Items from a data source
++++++++

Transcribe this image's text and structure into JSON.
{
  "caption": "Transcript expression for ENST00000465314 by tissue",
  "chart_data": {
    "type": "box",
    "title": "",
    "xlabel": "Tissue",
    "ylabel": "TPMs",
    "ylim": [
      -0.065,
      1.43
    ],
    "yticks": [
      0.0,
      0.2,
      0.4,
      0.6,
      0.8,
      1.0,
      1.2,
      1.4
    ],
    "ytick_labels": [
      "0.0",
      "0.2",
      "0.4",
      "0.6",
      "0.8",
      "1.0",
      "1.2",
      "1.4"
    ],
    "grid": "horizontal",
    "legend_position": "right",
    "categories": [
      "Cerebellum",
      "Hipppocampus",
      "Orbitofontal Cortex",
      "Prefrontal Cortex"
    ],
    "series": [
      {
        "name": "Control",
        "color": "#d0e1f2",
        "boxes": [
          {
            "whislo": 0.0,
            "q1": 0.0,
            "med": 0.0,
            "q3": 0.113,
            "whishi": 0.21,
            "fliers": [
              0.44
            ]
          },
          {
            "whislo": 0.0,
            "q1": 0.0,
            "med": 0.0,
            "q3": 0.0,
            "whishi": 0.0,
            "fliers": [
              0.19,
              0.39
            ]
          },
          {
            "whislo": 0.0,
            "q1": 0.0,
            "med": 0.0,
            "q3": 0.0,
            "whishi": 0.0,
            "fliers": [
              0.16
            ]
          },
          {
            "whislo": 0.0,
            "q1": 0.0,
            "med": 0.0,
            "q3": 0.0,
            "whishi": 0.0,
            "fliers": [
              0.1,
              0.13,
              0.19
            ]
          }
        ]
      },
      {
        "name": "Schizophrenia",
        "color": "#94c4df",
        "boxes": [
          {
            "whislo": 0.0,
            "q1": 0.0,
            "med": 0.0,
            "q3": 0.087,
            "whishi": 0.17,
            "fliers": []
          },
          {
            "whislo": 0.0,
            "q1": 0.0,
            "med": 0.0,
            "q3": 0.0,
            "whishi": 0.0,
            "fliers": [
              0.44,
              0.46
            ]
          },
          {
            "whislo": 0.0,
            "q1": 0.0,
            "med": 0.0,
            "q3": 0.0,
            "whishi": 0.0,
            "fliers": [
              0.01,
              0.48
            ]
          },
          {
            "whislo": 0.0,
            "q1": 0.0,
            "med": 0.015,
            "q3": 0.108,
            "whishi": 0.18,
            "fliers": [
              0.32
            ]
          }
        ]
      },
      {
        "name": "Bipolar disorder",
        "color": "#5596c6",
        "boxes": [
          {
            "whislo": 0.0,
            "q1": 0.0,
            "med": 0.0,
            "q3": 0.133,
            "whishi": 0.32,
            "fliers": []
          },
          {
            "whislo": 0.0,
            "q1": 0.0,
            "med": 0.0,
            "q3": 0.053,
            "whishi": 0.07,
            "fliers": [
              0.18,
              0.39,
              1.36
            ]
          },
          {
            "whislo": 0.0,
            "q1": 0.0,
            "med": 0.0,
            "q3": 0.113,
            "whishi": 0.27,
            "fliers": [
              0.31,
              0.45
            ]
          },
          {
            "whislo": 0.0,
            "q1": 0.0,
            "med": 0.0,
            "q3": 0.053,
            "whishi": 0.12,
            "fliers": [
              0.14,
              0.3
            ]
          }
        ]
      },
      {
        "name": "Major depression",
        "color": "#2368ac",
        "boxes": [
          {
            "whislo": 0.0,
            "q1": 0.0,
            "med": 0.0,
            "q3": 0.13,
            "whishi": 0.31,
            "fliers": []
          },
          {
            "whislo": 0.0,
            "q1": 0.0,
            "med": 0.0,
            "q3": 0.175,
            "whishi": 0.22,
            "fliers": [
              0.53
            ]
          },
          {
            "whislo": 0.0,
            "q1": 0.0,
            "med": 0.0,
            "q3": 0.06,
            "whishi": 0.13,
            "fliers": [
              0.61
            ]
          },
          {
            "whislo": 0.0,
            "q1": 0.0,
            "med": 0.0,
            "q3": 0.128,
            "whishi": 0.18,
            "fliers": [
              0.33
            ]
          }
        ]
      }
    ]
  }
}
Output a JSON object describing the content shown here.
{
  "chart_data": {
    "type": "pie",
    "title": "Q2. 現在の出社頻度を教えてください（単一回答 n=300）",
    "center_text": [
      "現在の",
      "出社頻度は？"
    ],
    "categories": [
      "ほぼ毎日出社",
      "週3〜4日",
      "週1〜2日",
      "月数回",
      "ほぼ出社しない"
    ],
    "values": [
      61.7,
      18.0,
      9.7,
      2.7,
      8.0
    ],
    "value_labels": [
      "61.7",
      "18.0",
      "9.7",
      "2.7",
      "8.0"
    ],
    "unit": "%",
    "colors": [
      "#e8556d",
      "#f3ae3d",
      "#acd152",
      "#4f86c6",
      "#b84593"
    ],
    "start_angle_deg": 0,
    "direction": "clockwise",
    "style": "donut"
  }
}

++++++++

* **GOAL**
Copy the material above, line for line.

* **COMPLETED TASK**
Transcribe this image's text and structure into JSON.
{
  "caption": "Transcript expression for ENST00000465314 by tissue",
  "chart_data": {
    "type": "box",
    "title": "",
    "xlabel": "Tissue",
    "ylabel": "TPMs",
    "ylim": [
      -0.065,
      1.43
    ],
    "yticks": [
      0.0,
      0.2,
      0.4,
      0.6,
      0.8,
      1.0,
      1.2,
      1.4
    ],
    "ytick_labels": [
      "0.0",
      "0.2",
      "0.4",
      "0.6",
      "0.8",
      "1.0",
      "1.2",
      "1.4"
    ],
    "grid": "horizontal",
    "legend_position": "right",
    "categories": [
      "Cerebellum",
      "Hipppocampus",
      "Orbitofontal Cortex",
      "Prefrontal Cortex"
    ],
    "series": [
      {
        "name": "Control",
        "color": "#d0e1f2",
        "boxes": [
          {
            "whislo": 0.0,
            "q1": 0.0,
            "med": 0.0,
            "q3": 0.113,
            "whishi": 0.21,
            "fliers": [
              0.44
            ]
          },
          {
            "whislo": 0.0,
            "q1": 0.0,
            "med": 0.0,
            "q3": 0.0,
            "whishi": 0.0,
            "fliers": [
              0.19,
              0.39
            ]
          },
          {
            "whislo": 0.0,
            "q1": 0.0,
            "med": 0.0,
            "q3": 0.0,
            "whishi": 0.0,
            "fliers": [
              0.16
            ]
          },
          {
            "whislo": 0.0,
            "q1": 0.0,
            "med": 0.0,
            "q3": 0.0,
            "whishi": 0.0,
            "fliers": [
              0.1,
              0.13,
              0.19
            ]
          }
        ]
      },
      {
        "name": "Schizophrenia",
        "color": "#94c4df",
        "boxes": [
          {
            "whislo": 0.0,
            "q1": 0.0,
            "med": 0.0,
            "q3": 0.087,
            "whishi": 0.17,
            "fliers": []
          },
          {
            "whislo": 0.0,
            "q1": 0.0,
            "med": 0.0,
            "q3": 0.0,
            "whishi": 0.0,
            "fliers": [
              0.44,
              0.46
            ]
          },
          {
            "whislo": 0.0,
            "q1": 0.0,
            "med": 0.0,
            "q3": 0.0,
            "whishi": 0.0,
            "fliers": [
              0.01,
              0.48
            ]
          },
          {
            "whislo": 0.0,
            "q1": 0.0,
            "med": 0.015,
            "q3": 0.108,
            "whishi": 0.18,
            "fliers": [
              0.32
            ]
          }
        ]
      },
      {
        "name": "Bipolar disorder",
        "color": "#5596c6",
        "boxes": [
          {
            "whislo": 0.0,
            "q1": 0.0,
            "med": 0.0,
            "q3": 0.133,
            "whishi": 0.32,
            "fliers": []
          },
          {
            "whislo": 0.0,
            "q1": 0.0,
            "med": 0.0,
            "q3": 0.053,
            "whishi": 0.07,
            "fliers": [
              0.18,
              0.39,
              1.36
            ]
          },
          {
            "whislo": 0.0,
            "q1": 0.0,
            "med": 0.0,
            "q3": 0.113,
            "whishi": 0.27,
            "fliers": [
              0.31,
              0.45
            ]
          },
          {
            "whislo": 0.0,
            "q1": 0.0,
            "med": 0.0,
            "q3": 0.053,
            "whishi": 0.12,
            "fliers": [
              0.14,
              0.3
            ]
          }
        ]
      },
      {
        "name": "Major depression",
        "color": "#2368ac",
        "boxes": [
          {
            "whislo": 0.0,
            "q1": 0.0,
            "med": 0.0,
            "q3": 0.13,
            "whishi": 0.31,
            "fliers": []
          },
          {
            "whislo": 0.0,
            "q1": 0.0,
            "med": 0.0,
            "q3": 0.175,
            "whishi": 0.22,
            "fliers": [
              0.53
            ]
          },
          {
            "whislo": 0.0,
            "q1": 0.0,
            "med": 0.0,
            "q3": 0.06,
            "whishi": 0.13,
            "fliers": [
              0.61
            ]
          },
          {
            "whislo": 0.0,
            "q1": 0.0,
            "med": 0.0,
            "q3": 0.128,
            "whishi": 0.18,
            "fliers": [
              0.33
            ]
          }
        ]
      }
    ]
  }
}
Output a JSON object describing the content shown here.
{
  "chart_data": {
    "type": "pie",
    "title": "Q2. 現在の出社頻度を教えてください（単一回答 n=300）",
    "center_text": [
      "現在の",
      "出社頻度は？"
    ],
    "categories": [
      "ほぼ毎日出社",
      "週3〜4日",
      "週1〜2日",
      "月数回",
      "ほぼ出社しない"
    ],
    "values": [
      61.7,
      18.0,
      9.7,
      2.7,
      8.0
    ],
    "value_labels": [
      "61.7",
      "18.0",
      "9.7",
      "2.7",
      "8.0"
    ],
    "unit": "%",
    "colors": [
      "#e8556d",
      "#f3ae3d",
      "#acd152",
      "#4f86c6",
      "#b84593"
    ],
    "start_angle_deg": 0,
    "direction": "clockwise",
    "style": "donut"
  }
}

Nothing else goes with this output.